Give the listing again in full, exactly as written.

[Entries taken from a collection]

══════════

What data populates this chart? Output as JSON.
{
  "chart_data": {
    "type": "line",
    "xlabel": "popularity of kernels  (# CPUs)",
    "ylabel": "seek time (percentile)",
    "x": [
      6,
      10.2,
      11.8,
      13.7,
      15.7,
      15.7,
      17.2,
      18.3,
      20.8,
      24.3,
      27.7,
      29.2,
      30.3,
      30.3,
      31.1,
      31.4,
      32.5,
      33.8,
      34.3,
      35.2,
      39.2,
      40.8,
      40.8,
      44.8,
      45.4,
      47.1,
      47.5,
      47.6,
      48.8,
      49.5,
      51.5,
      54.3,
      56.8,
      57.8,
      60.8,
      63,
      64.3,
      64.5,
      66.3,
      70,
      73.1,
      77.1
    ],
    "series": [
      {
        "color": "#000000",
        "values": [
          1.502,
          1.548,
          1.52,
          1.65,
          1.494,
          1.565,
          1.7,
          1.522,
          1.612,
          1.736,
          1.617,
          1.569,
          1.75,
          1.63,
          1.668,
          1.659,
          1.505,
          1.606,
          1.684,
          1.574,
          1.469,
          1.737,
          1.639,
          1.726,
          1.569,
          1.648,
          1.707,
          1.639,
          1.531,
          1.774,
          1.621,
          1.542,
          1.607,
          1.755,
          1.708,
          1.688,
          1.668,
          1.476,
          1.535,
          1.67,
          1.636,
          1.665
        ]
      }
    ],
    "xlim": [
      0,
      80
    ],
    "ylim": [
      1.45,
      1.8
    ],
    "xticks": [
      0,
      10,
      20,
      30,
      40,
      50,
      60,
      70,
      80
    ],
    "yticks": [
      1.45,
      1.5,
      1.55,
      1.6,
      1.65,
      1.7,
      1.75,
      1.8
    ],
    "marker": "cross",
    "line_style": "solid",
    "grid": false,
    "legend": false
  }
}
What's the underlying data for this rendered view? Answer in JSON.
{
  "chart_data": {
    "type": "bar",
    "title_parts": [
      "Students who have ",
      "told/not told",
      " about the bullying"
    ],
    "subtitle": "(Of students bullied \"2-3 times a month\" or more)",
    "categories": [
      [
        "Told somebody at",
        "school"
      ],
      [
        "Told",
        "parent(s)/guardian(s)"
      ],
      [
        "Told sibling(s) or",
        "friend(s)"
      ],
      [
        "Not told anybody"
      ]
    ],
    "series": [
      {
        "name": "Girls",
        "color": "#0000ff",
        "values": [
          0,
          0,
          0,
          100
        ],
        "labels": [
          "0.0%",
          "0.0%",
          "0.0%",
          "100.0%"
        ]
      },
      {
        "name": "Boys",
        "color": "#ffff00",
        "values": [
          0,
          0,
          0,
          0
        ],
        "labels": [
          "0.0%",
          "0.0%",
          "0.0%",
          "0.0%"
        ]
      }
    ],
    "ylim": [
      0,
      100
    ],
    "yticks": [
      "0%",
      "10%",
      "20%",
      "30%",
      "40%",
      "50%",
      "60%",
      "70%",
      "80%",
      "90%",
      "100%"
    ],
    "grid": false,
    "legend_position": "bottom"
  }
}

══════════

Task output
What data populates this chart? Output as JSON.
{
  "chart_data": {
    "type": "line",
    "xlabel": "popularity of kernels  (# CPUs)",
    "ylabel": "seek time (percentile)",
    "x": [
      6,
      10.2,
      11.8,
      13.7,
      15.7,
      15.7,
      17.2,
      18.3,
      20.8,
      24.3,
      27.7,
      29.2,
      30.3,
      30.3,
      31.1,
      31.4,
      32.5,
      33.8,
      34.3,
      35.2,
      39.2,
      40.8,
      40.8,
      44.8,
      45.4,
      47.1,
      47.5,
      47.6,
      48.8,
      49.5,
      51.5,
      54.3,
      56.8,
      57.8,
      60.8,
      63,
      64.3,
      64.5,
      66.3,
      70,
      73.1,
      77.1
    ],
    "series": [
      {
        "color": "#000000",
        "values": [
          1.502,
          1.548,
          1.52,
          1.65,
          1.494,
          1.565,
          1.7,
          1.522,
          1.612,
          1.736,
          1.617,
          1.569,
          1.75,
          1.63,
          1.668,
          1.659,
          1.505,
          1.606,
          1.684,
          1.574,
          1.469,
          1.737,
          1.639,
          1.726,
          1.569,
          1.648,
          1.707,
          1.639,
          1.531,
          1.774,
          1.621,
          1.542,
          1.607,
          1.755,
          1.708,
          1.688,
          1.668,
          1.476,
          1.535,
          1.67,
          1.636,
          1.665
        ]
      }
    ],
    "xlim": [
      0,
      80
    ],
    "ylim": [
      1.45,
      1.8
    ],
    "xticks": [
      0,
      10,
      20,
      30,
      40,
      50,
      60,
      70,
      80
    ],
    "yticks": [
      1.45,
      1.5,
      1.55,
      1.6,
      1.65,
      1.7,
      1.75,
      1.8
    ],
    "marker": "cross",
    "line_style": "solid",
    "grid": false,
    "legend": false
  }
}
What's the underlying data for this rendered view? Answer in JSON.
{
  "chart_data": {
    "type": "bar",
    "title_parts": [
      "Students who have ",
      "told/not told",
      " about the bullying"
    ],
    "subtitle": "(Of students bullied \"2-3 times a month\" or more)",
    "categories": [
      [
        "Told somebody at",
        "school"
      ],
      [
        "Told",
        "parent(s)/guardian(s)"
      ],
      [
        "Told sibling(s) or",
        "friend(s)"
      ],
      [
        "Not told anybody"
      ]
    ],
    "series": [
      {
        "name": "Girls",
        "color": "#0000ff",
        "values": [
          0,
          0,
          0,
          100
        ],
        "labels": [
          "0.0%",
          "0.0%",
          "0.0%",
          "100.0%"
        ]
      },
      {
        "name": "Boys",
        "color": "#ffff00",
        "values": [
          0,
          0,
          0,
          0
        ],
        "labels": [
          "0.0%",
          "0.0%",
          "0.0%",
          "0.0%"
        ]
      }
    ],
    "ylim": [
      0,
      100
    ],
    "yticks": [
      "0%",
      "10%",
      "20%",
      "30%",
      "40%",
      "50%",
      "60%",
      "70%",
      "80%",
      "90%",
      "100%"
    ],
    "grid": false,
    "legend_position": "bottom"
  }
}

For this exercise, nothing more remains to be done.